- [Direction]: Pull out every line of the listing below where "there" appears.

- [Provided records]:
☆ ☆ ☆ ☆ ☆ ☆ ☆
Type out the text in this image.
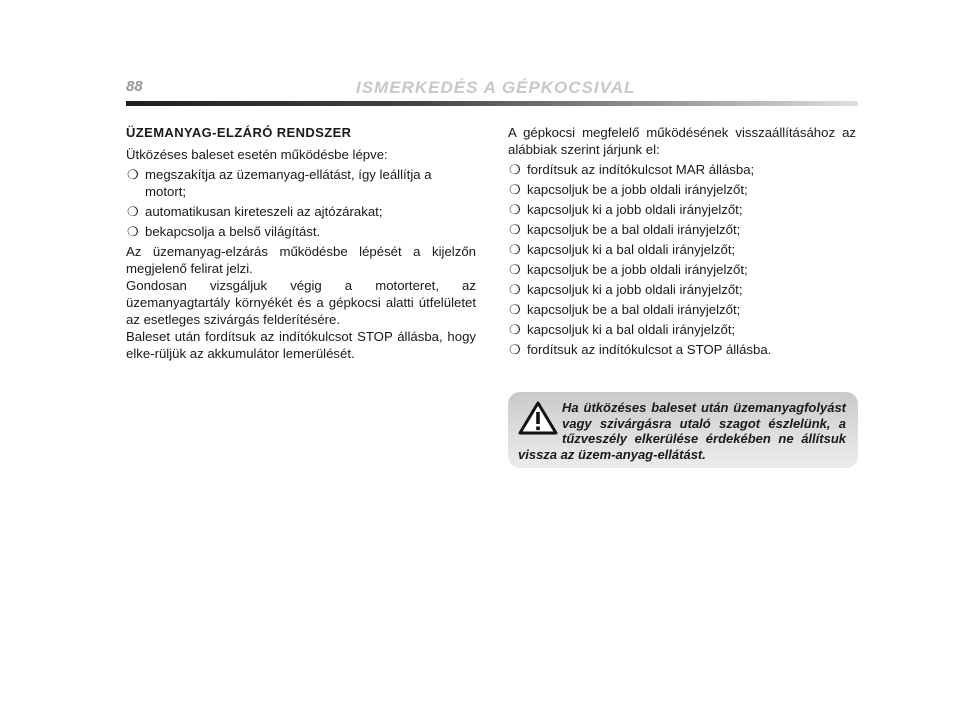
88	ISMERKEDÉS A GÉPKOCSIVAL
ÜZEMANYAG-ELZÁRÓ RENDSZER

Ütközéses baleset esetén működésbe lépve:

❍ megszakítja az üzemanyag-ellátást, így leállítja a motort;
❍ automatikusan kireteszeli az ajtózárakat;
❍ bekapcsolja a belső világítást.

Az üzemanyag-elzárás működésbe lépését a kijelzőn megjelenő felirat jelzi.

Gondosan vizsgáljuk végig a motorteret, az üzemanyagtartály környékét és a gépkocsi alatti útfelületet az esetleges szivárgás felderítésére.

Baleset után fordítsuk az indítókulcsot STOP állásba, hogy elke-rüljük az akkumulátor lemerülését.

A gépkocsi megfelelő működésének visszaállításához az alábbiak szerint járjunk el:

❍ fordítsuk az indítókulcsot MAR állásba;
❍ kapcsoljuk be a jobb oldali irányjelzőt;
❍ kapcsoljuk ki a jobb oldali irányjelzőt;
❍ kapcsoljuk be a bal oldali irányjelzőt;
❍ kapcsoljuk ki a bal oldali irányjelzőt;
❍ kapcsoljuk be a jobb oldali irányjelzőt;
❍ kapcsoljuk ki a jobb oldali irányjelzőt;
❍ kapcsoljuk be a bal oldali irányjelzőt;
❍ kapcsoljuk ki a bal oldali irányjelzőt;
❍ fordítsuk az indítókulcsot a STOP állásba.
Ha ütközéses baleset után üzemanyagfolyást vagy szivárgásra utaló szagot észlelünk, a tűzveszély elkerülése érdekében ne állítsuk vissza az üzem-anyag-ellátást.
☆ ☆ ☆ ☆ ☆ ☆ ☆
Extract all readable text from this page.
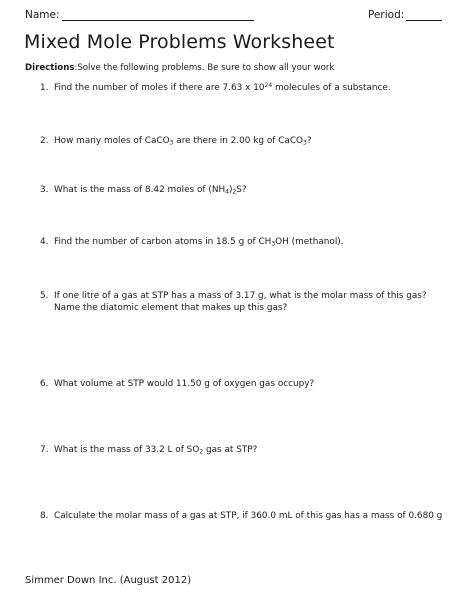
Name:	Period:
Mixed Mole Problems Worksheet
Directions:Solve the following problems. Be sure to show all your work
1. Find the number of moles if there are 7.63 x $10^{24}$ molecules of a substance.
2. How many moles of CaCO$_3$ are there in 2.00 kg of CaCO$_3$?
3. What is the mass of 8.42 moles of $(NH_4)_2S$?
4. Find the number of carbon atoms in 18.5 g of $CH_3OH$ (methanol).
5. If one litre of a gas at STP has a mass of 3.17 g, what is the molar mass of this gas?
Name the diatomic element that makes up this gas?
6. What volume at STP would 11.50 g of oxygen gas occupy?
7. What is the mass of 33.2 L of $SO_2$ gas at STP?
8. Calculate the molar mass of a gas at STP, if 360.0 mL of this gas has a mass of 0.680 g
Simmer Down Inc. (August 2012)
☆ ☆ ☆ ☆ ☆ ☆ ☆
- [Correct answer]:
1. Find the number of moles if there are 7.63 x $10^{24}$ molecules of a substance.
2. How many moles of CaCO$_3$ are there in 2.00 kg of CaCO$_3$?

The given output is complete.